• What to do:
Copy out all lines with the word "maladies" in them.

---

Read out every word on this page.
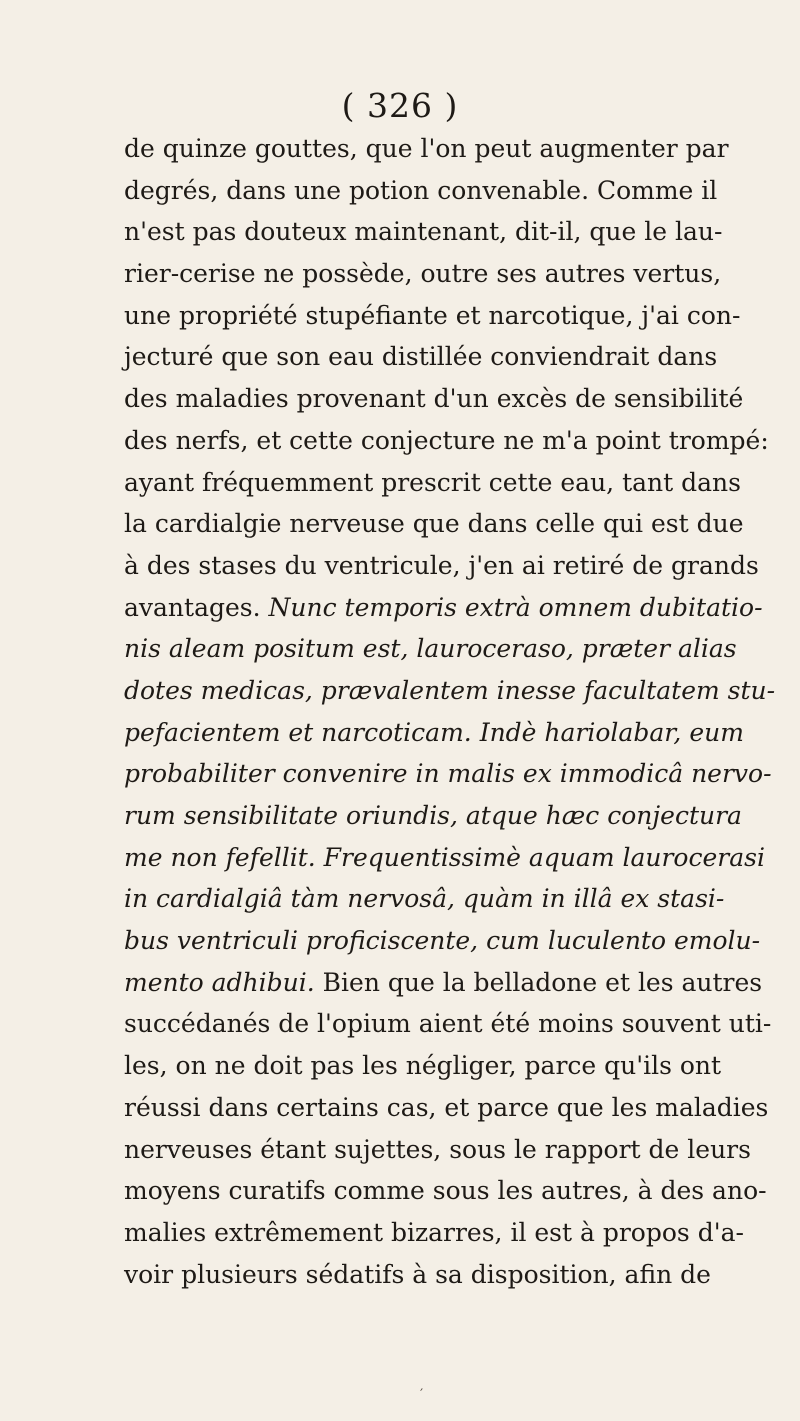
( 326 )
de quinze gouttes, que l'on peut augmenter par
degrés, dans une potion convenable. Comme il
n'est pas douteux maintenant, dit-il, que le lau-
rier-cerise ne possède, outre ses autres vertus,
une propriété stupéfiante et narcotique, j'ai con-
jecturé que son eau distillée conviendrait dans
des maladies provenant d'un excès de sensibilité
des nerfs, et cette conjecture ne m'a point trompé:
ayant fréquemment prescrit cette eau, tant dans
la cardialgie nerveuse que dans celle qui est due
à des stases du ventricule, j'en ai retiré de grands
avantages. Nunc temporis extrà omnem dubitatio-
nis aleam positum est, lauroceraso, præter alias
dotes medicas, prævalentem inesse facultatem stu-
pefacientem et narcoticam. Indè hariolabar, eum
probabiliter convenire in malis ex immodicâ nervo-
rum sensibilitate oriundis, atque hæc conjectura
me non fefellit. Frequentissimè aquam laurocerasi
in cardialgiâ tàm nervosâ, quàm in illâ ex stasi-
bus ventriculi proficiscente, cum luculento emolu-
mento adhibui. Bien que la belladone et les autres
succédanés de l'opium aient été moins souvent uti-
les, on ne doit pas les négliger, parce qu'ils ont
réussi dans certains cas, et parce que les maladies
nerveuses étant sujettes, sous le rapport de leurs
moyens curatifs comme sous les autres, à des ano-
malies extrêmement bizarres, il est à propos d'a-
voir plusieurs sédatifs à sa disposition, afin de
′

---

• Answer below:
des maladies provenant d'un excès de sensibilité
réussi dans certains cas, et parce que les maladies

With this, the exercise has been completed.